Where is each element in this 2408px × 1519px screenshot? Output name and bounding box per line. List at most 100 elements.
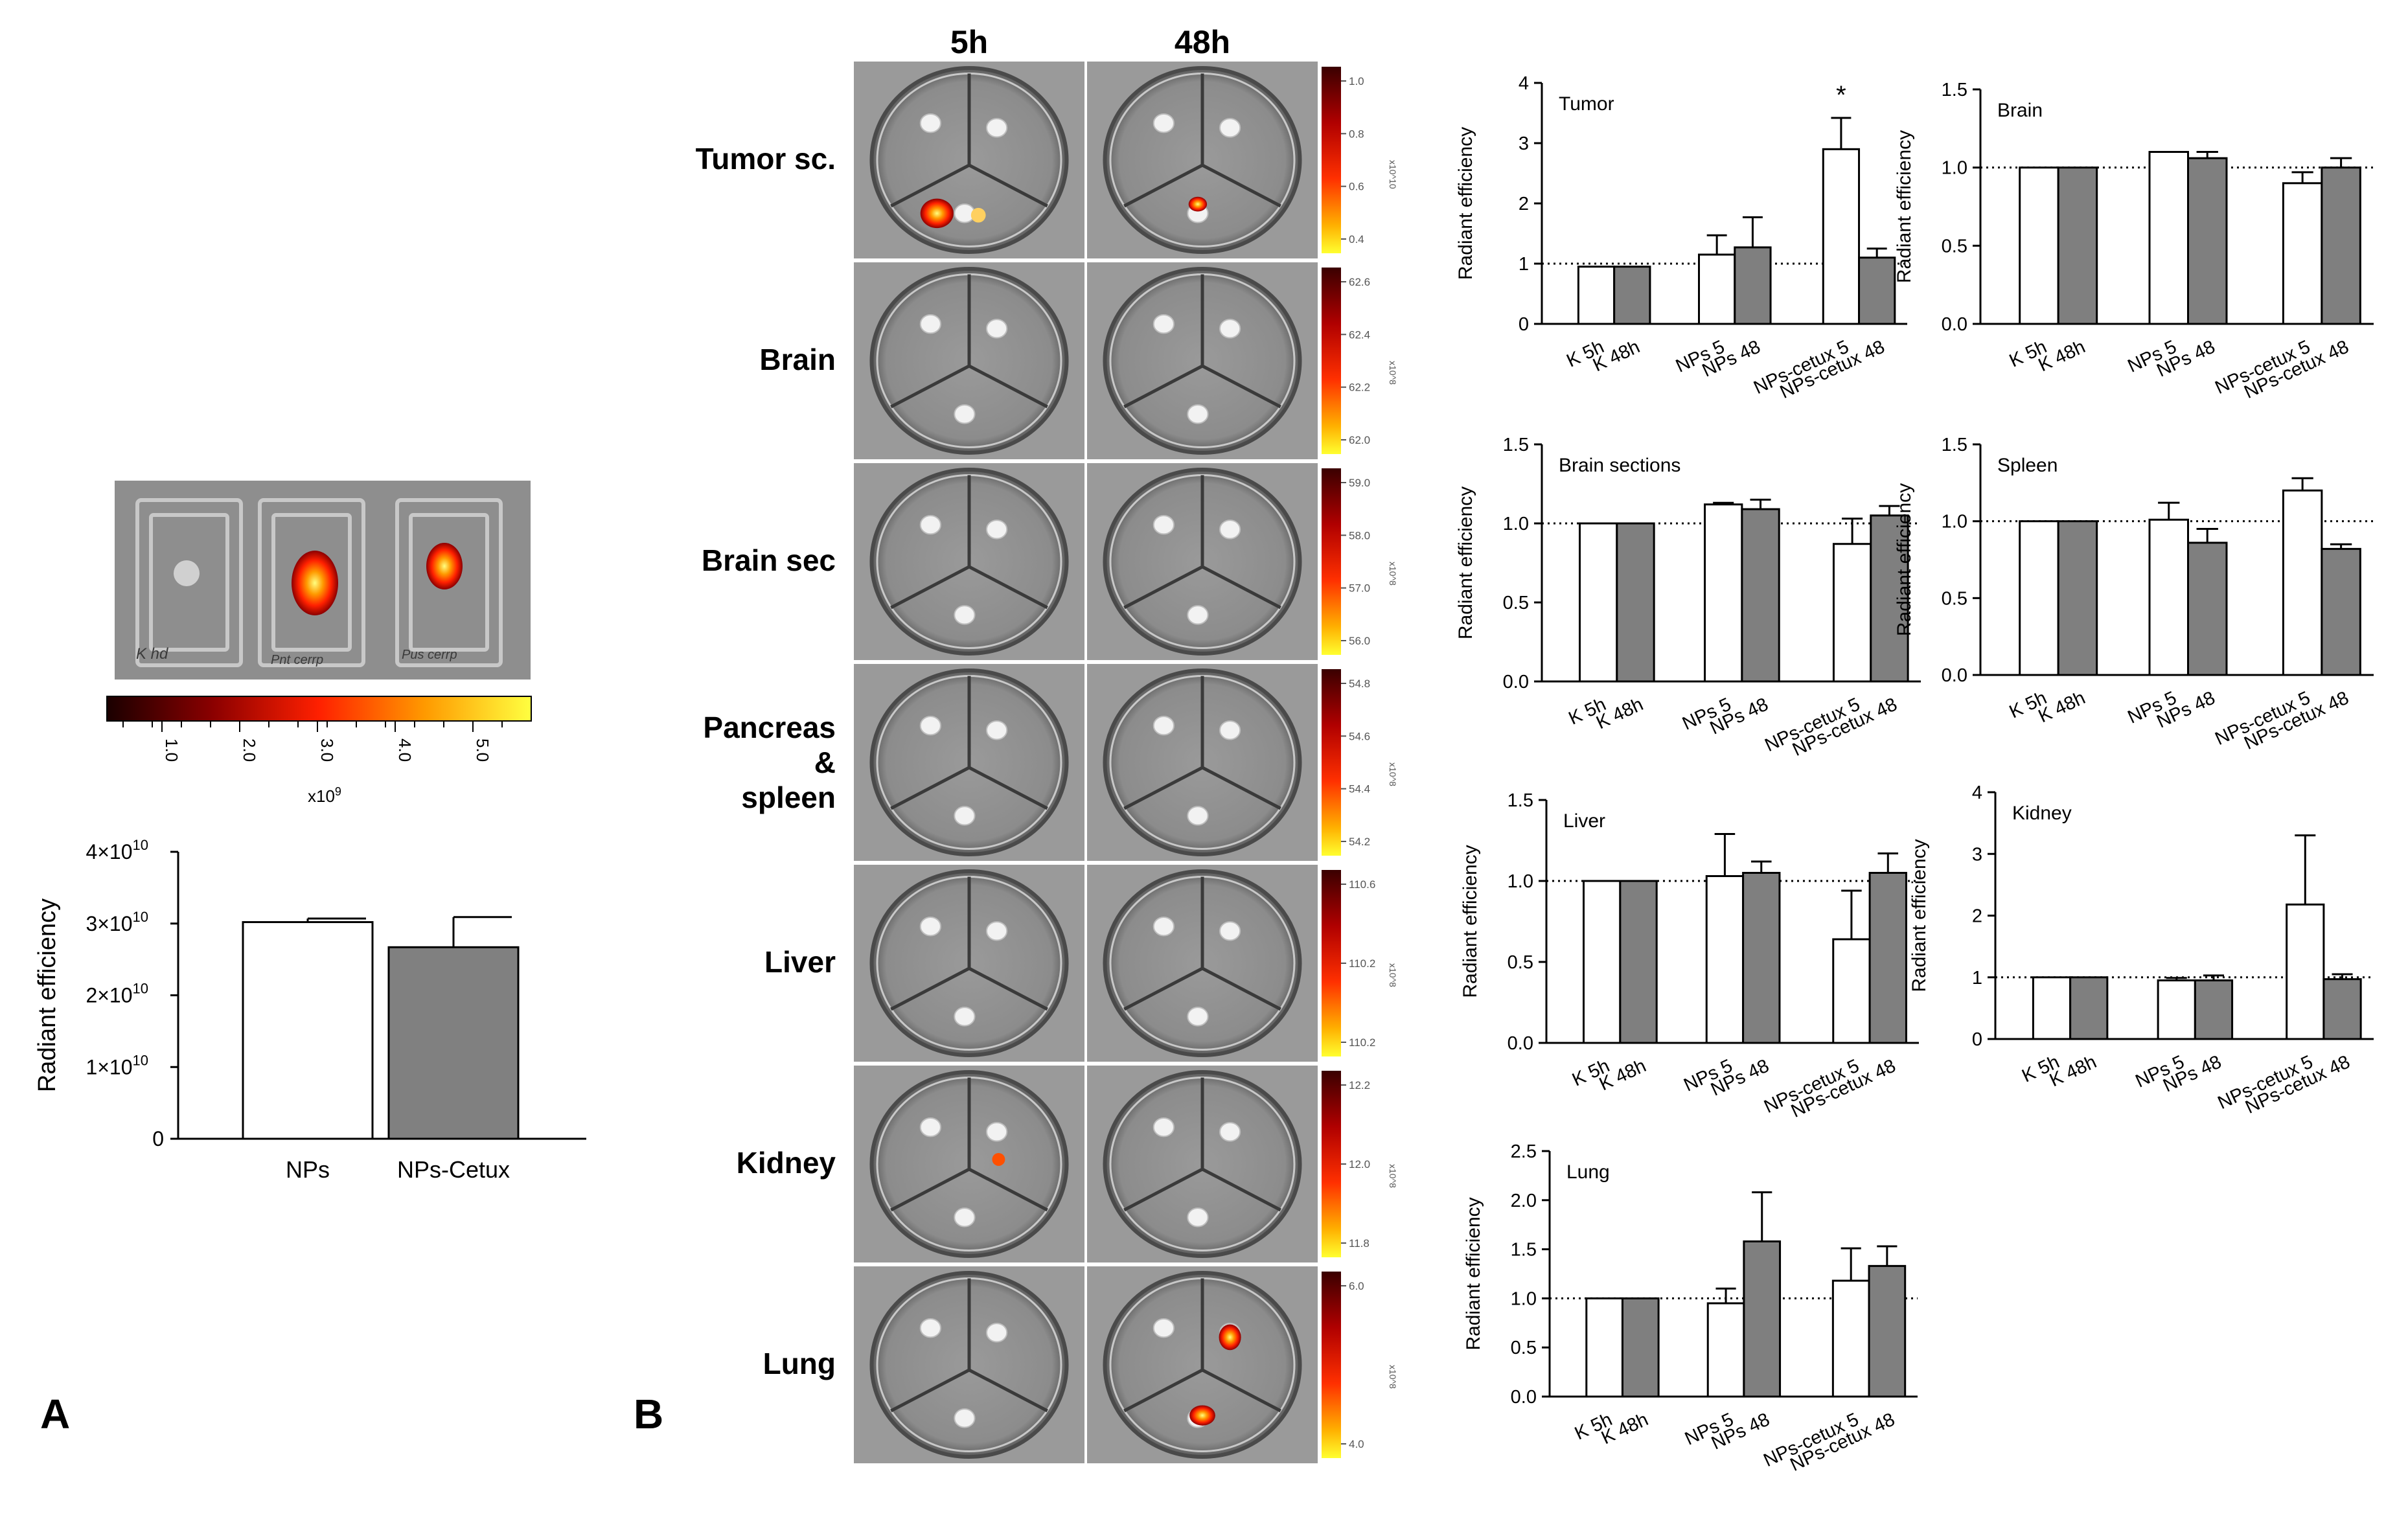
column-header: 48h bbox=[1175, 24, 1230, 60]
row-label: Brain bbox=[759, 343, 836, 376]
row-label: Liver bbox=[764, 945, 836, 979]
dish-divider bbox=[890, 966, 970, 1011]
y-axis-label: Radiant efficiency bbox=[1463, 1197, 1484, 1350]
tissue-sample bbox=[919, 716, 941, 736]
row-colorbar-label: 12.0 bbox=[1349, 1158, 1370, 1171]
row-colorbar-label: 62.6 bbox=[1349, 276, 1370, 288]
bar bbox=[1698, 253, 1736, 325]
y-tick-label: 1.5 bbox=[1942, 80, 1967, 100]
y-tick-label: 1 bbox=[1519, 254, 1529, 275]
tissue-sample bbox=[919, 1318, 941, 1338]
bar bbox=[2321, 166, 2361, 325]
row-colorbar-label: 6.0 bbox=[1349, 1280, 1364, 1292]
y-tick-label: 0.5 bbox=[1508, 952, 1533, 973]
y-tick-label: 1.0 bbox=[1503, 514, 1529, 534]
row-colorbar bbox=[1322, 870, 1341, 1056]
bar bbox=[1741, 508, 1780, 683]
y-tick-label: 0 bbox=[1972, 1029, 1982, 1050]
dish-divider bbox=[890, 1368, 970, 1413]
tissue-sample bbox=[1219, 720, 1241, 740]
dish-divider bbox=[968, 565, 1048, 610]
bar bbox=[2019, 520, 2059, 676]
row-colorbar-label: 110.2 bbox=[1349, 1036, 1375, 1049]
tissue-sample bbox=[1219, 118, 1241, 138]
row-colorbar-label: 54.4 bbox=[1349, 783, 1370, 795]
dish-divider bbox=[1123, 163, 1204, 208]
well-3-signal bbox=[426, 543, 463, 589]
bar bbox=[1734, 246, 1772, 325]
chart-title: Lung bbox=[1566, 1161, 1610, 1183]
bar bbox=[2148, 151, 2189, 325]
row-colorbar-unit: x10^8 bbox=[1388, 963, 1398, 987]
dish-divider bbox=[1201, 1167, 1281, 1212]
dish-divider bbox=[1201, 565, 1281, 610]
bar bbox=[1742, 872, 1781, 1044]
row-label: Brain sec bbox=[702, 543, 836, 577]
panel-a-colorbar: 1.0 2.0 3.0 4.0 5.0 x109 bbox=[106, 696, 532, 806]
dish-divider bbox=[1201, 766, 1281, 810]
row-label: spleen bbox=[741, 781, 836, 814]
tissue-sample bbox=[1152, 917, 1175, 937]
row-colorbar-label: 62.2 bbox=[1349, 382, 1370, 394]
y-tick-label: 0.5 bbox=[1942, 236, 1967, 257]
chart-brain-sections: 0.0 0.5 1.0 1.5 Radiant efficiency Brain sect… bbox=[1455, 435, 1921, 760]
column-header: 5h bbox=[950, 24, 988, 60]
chart-title: Tumor bbox=[1559, 93, 1614, 115]
petri-dish-grid: 5h 48h Tumor sc. 1.0 0.8 0.6 0.4 x10^10 Brain 62.… bbox=[696, 24, 1398, 1463]
fluorescence-signal bbox=[1189, 1405, 1215, 1426]
y-axis-label: Radiant efficiency bbox=[1894, 483, 1915, 636]
row-label: Kidney bbox=[737, 1146, 836, 1180]
bar bbox=[1613, 266, 1651, 325]
row-colorbar-label: 12.2 bbox=[1349, 1079, 1370, 1091]
y-tick-label: 1.5 bbox=[1503, 435, 1529, 455]
bar bbox=[1868, 872, 1907, 1044]
panel-label-a: A bbox=[40, 1391, 70, 1437]
fluorescence-signal bbox=[1219, 1324, 1241, 1351]
y-tick-label: 1.5 bbox=[1508, 790, 1533, 811]
tissue-sample bbox=[1187, 1207, 1209, 1228]
bar bbox=[2019, 166, 2059, 325]
chart-title: Brain sections bbox=[1559, 455, 1680, 476]
colorbar-tick-label: 5.0 bbox=[473, 738, 492, 762]
y-tick-label: 3 bbox=[1519, 133, 1529, 154]
y-tick-label: 0.5 bbox=[1511, 1338, 1537, 1358]
x-tick-label: NPs bbox=[286, 1156, 330, 1183]
bar bbox=[2057, 166, 2098, 325]
dish-divider bbox=[1123, 364, 1204, 409]
chart-title: Liver bbox=[1563, 810, 1605, 832]
dish-divider bbox=[1123, 1368, 1204, 1413]
dish-divider bbox=[968, 1167, 1048, 1212]
row-colorbar-unit: x10^8 bbox=[1388, 762, 1398, 786]
tissue-sample bbox=[1152, 716, 1175, 736]
dish-divider bbox=[890, 565, 970, 610]
fluorescence-signal bbox=[992, 1152, 1005, 1166]
dish-divider bbox=[890, 1167, 970, 1212]
tissue-sample bbox=[1187, 806, 1209, 826]
bar bbox=[2057, 520, 2098, 676]
row-label: Pancreas bbox=[703, 711, 836, 744]
bar bbox=[2186, 157, 2228, 325]
row-colorbar-label: 54.6 bbox=[1349, 730, 1370, 742]
y-tick-label: 1 bbox=[1972, 968, 1982, 988]
tissue-sample bbox=[954, 1408, 976, 1428]
y-tick-label: 0.5 bbox=[1503, 593, 1529, 613]
row-colorbar-unit: x10^8 bbox=[1388, 361, 1398, 385]
row-colorbar bbox=[1322, 1071, 1341, 1257]
row-colorbar-unit: x10^8 bbox=[1388, 1164, 1398, 1188]
bar bbox=[1743, 1240, 1782, 1398]
dish-divider bbox=[968, 766, 1048, 810]
colorbar-tick-label: 3.0 bbox=[317, 738, 337, 762]
tissue-sample bbox=[1187, 404, 1209, 424]
bar bbox=[1870, 514, 1909, 683]
bar bbox=[1832, 543, 1872, 683]
dish-divider bbox=[1123, 565, 1204, 610]
y-tick-label: 1.0 bbox=[1942, 512, 1967, 532]
dish-divider bbox=[968, 364, 1048, 409]
y-tick-label: 3×1010 bbox=[86, 909, 148, 935]
tissue-sample bbox=[1152, 113, 1175, 133]
bar bbox=[1706, 1302, 1745, 1398]
x-tick-label: NPs-Cetux bbox=[397, 1156, 510, 1183]
y-tick-label: 1.0 bbox=[1508, 871, 1533, 892]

Activity: When the word "chart" appears in a line of the listing, pull that line out.

Response:
chart-title: Lung bbox=[1566, 1161, 1610, 1183]
chart-brain-sections: 0.0 0.5 1.0 1.5 Radiant efficiency Brain sect… bbox=[1455, 435, 1921, 760]
chart-title: Tumor bbox=[1559, 93, 1614, 115]
chart-title: Brain sections bbox=[1559, 455, 1680, 476]
chart-title: Liver bbox=[1563, 810, 1605, 832]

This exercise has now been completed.